Stored data entries
__________
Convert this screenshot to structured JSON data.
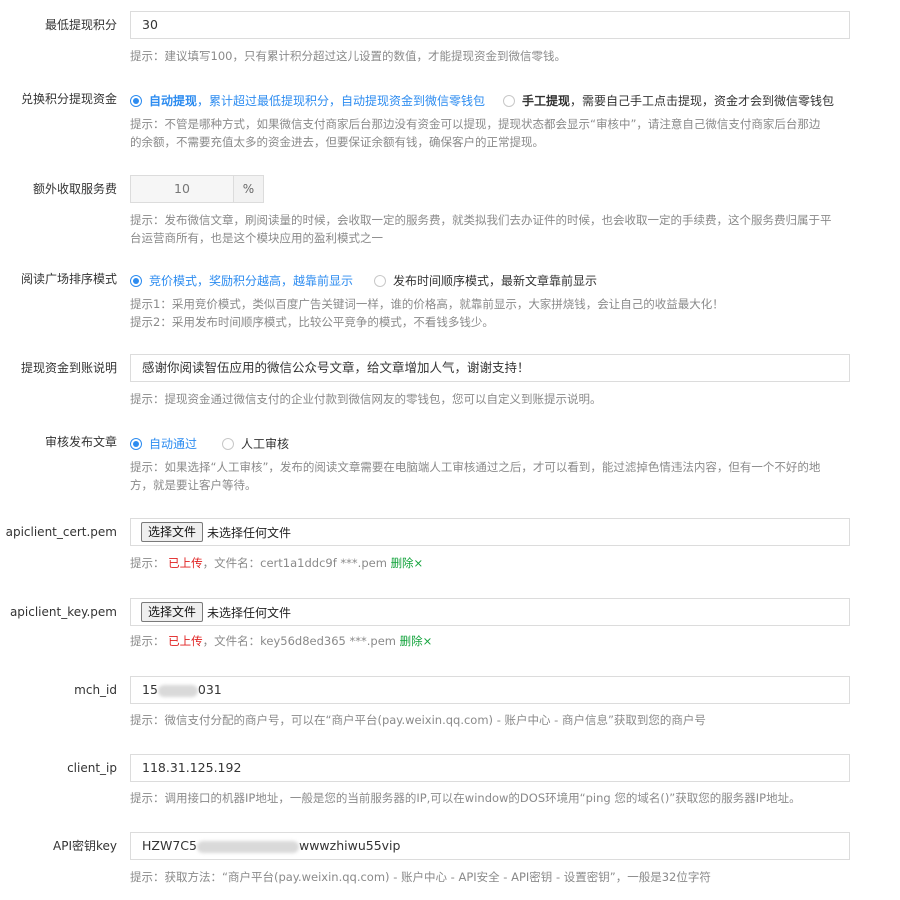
{
  "fields": {
    "min_points": {
      "label": "最低提现积分",
      "value": "30",
      "hint": "提示：建议填写100，只有累计积分超过这儿设置的数值，才能提现资金到微信零钱。"
    },
    "exchange_mode": {
      "label": "兑换积分提现资金",
      "option_auto_title": "自动提现",
      "option_auto_desc": "，累计超过最低提现积分，自动提现资金到微信零钱包",
      "option_manual_title": "手工提现",
      "option_manual_desc": "，需要自己手工点击提现，资金才会到微信零钱包",
      "selected": "auto",
      "hint_line1": "提示：不管是哪种方式，如果微信支付商家后台那边没有资金可以提现，提现状态都会显示“审核中”，请注意自己微信支付商家后台那边",
      "hint_line2": "的余额，不需要充值太多的资金进去，但要保证余额有钱，确保客户的正常提现。"
    },
    "service_fee": {
      "label": "额外收取服务费",
      "value": "10",
      "unit": "%",
      "hint_line1": "提示：发布微信文章，刷阅读量的时候，会收取一定的服务费，就类拟我们去办证件的时候，也会收取一定的手续费，这个服务费归属于平",
      "hint_line2": "台运营商所有，也是这个模块应用的盈利模式之一"
    },
    "sort_mode": {
      "label": "阅读广场排序模式",
      "option_bid": "竞价模式，奖励积分越高，越靠前显示",
      "option_time": "发布时间顺序模式，最新文章靠前显示",
      "selected": "bid",
      "hint_line1": "提示1：采用竞价模式，类似百度广告关键词一样，谁的价格高，就靠前显示，大家拼烧钱，会让自己的收益最大化！",
      "hint_line2": "提示2：采用发布时间顺序模式，比较公平竞争的模式，不看钱多钱少。"
    },
    "transfer_note": {
      "label": "提现资金到账说明",
      "value": "感谢你阅读智伍应用的微信公众号文章，给文章增加人气，谢谢支持！",
      "hint": "提示：提现资金通过微信支付的企业付款到微信网友的零钱包，您可以自定义到账提示说明。"
    },
    "review_mode": {
      "label": "审核发布文章",
      "option_auto": "自动通过",
      "option_manual": "人工审核",
      "selected": "auto",
      "hint_line1": "提示：如果选择“人工审核”，发布的阅读文章需要在电脑端人工审核通过之后，才可以看到，能过滤掉色情违法内容，但有一个不好的地",
      "hint_line2": "方，就是要让客户等待。"
    },
    "cert_pem": {
      "label": "apiclient_cert.pem",
      "button": "选择文件",
      "no_file": "未选择任何文件",
      "hint_prefix": "提示：",
      "status": "已上传",
      "file_label": "，文件名：",
      "file_name": "cert1a1ddc9f ***.pem",
      "delete": "删除×"
    },
    "key_pem": {
      "label": "apiclient_key.pem",
      "button": "选择文件",
      "no_file": "未选择任何文件",
      "hint_prefix": "提示：",
      "status": "已上传",
      "file_label": "，文件名：",
      "file_name": "key56d8ed365 ***.pem",
      "delete": "删除×"
    },
    "mch_id": {
      "label": "mch_id",
      "value_start": "15",
      "value_end": "031",
      "hint": "提示：微信支付分配的商户号，可以在“商户平台(pay.weixin.qq.com) - 账户中心 - 商户信息”获取到您的商户号"
    },
    "client_ip": {
      "label": "client_ip",
      "value": "118.31.125.192",
      "hint": "提示：调用接口的机器IP地址，一般是您的当前服务器的IP,可以在window的DOS环境用“ping 您的域名()”获取您的服务器IP地址。"
    },
    "api_key": {
      "label": "API密钥key",
      "value_start": "HZW7C5",
      "value_end": "wwwzhiwu55vip",
      "hint": "提示：获取方法：“商户平台(pay.weixin.qq.com) - 账户中心 - API安全 - API密钥 - 设置密钥”，一般是32位字符"
    }
  },
  "colors": {
    "accent": "#2d8cf0",
    "uploaded": "#e02020",
    "delete": "#12a33b",
    "hint": "#8a8a8a"
  }
}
__________
Task to complete: Make an exact copy of the records above, with the pictures left out.

Solved problem:
Convert this screenshot to structured JSON data.
{
  "fields": {
    "min_points": {
      "label": "最低提现积分",
      "value": "30",
      "hint": "提示：建议填写100，只有累计积分超过这儿设置的数值，才能提现资金到微信零钱。"
    },
    "exchange_mode": {
      "label": "兑换积分提现资金",
      "option_auto_title": "自动提现",
      "option_auto_desc": "，累计超过最低提现积分，自动提现资金到微信零钱包",
      "option_manual_title": "手工提现",
      "option_manual_desc": "，需要自己手工点击提现，资金才会到微信零钱包",
      "selected": "auto",
      "hint_line1": "提示：不管是哪种方式，如果微信支付商家后台那边没有资金可以提现，提现状态都会显示“审核中”，请注意自己微信支付商家后台那边",
      "hint_line2": "的余额，不需要充值太多的资金进去，但要保证余额有钱，确保客户的正常提现。"
    },
    "service_fee": {
      "label": "额外收取服务费",
      "value": "10",
      "unit": "%",
      "hint_line1": "提示：发布微信文章，刷阅读量的时候，会收取一定的服务费，就类拟我们去办证件的时候，也会收取一定的手续费，这个服务费归属于平",
      "hint_line2": "台运营商所有，也是这个模块应用的盈利模式之一"
    },
    "sort_mode": {
      "label": "阅读广场排序模式",
      "option_bid": "竞价模式，奖励积分越高，越靠前显示",
      "option_time": "发布时间顺序模式，最新文章靠前显示",
      "selected": "bid",
      "hint_line1": "提示1：采用竞价模式，类似百度广告关键词一样，谁的价格高，就靠前显示，大家拼烧钱，会让自己的收益最大化！",
      "hint_line2": "提示2：采用发布时间顺序模式，比较公平竞争的模式，不看钱多钱少。"
    },
    "transfer_note": {
      "label": "提现资金到账说明",
      "value": "感谢你阅读智伍应用的微信公众号文章，给文章增加人气，谢谢支持！",
      "hint": "提示：提现资金通过微信支付的企业付款到微信网友的零钱包，您可以自定义到账提示说明。"
    },
    "review_mode": {
      "label": "审核发布文章",
      "option_auto": "自动通过",
      "option_manual": "人工审核",
      "selected": "auto",
      "hint_line1": "提示：如果选择“人工审核”，发布的阅读文章需要在电脑端人工审核通过之后，才可以看到，能过滤掉色情违法内容，但有一个不好的地",
      "hint_line2": "方，就是要让客户等待。"
    },
    "cert_pem": {
      "label": "apiclient_cert.pem",
      "button": "选择文件",
      "no_file": "未选择任何文件",
      "hint_prefix": "提示：",
      "status": "已上传",
      "file_label": "，文件名：",
      "file_name": "cert1a1ddc9f ***.pem",
      "delete": "删除×"
    },
    "key_pem": {
      "label": "apiclient_key.pem",
      "button": "选择文件",
      "no_file": "未选择任何文件",
      "hint_prefix": "提示：",
      "status": "已上传",
      "file_label": "，文件名：",
      "file_name": "key56d8ed365 ***.pem",
      "delete": "删除×"
    },
    "mch_id": {
      "label": "mch_id",
      "value_start": "15",
      "value_end": "031",
      "hint": "提示：微信支付分配的商户号，可以在“商户平台(pay.weixin.qq.com) - 账户中心 - 商户信息”获取到您的商户号"
    },
    "client_ip": {
      "label": "client_ip",
      "value": "118.31.125.192",
      "hint": "提示：调用接口的机器IP地址，一般是您的当前服务器的IP,可以在window的DOS环境用“ping 您的域名()”获取您的服务器IP地址。"
    },
    "api_key": {
      "label": "API密钥key",
      "value_start": "HZW7C5",
      "value_end": "wwwzhiwu55vip",
      "hint": "提示：获取方法：“商户平台(pay.weixin.qq.com) - 账户中心 - API安全 - API密钥 - 设置密钥”，一般是32位字符"
    }
  },
  "colors": {
    "accent": "#2d8cf0",
    "uploaded": "#e02020",
    "delete": "#12a33b",
    "hint": "#8a8a8a"
  }
}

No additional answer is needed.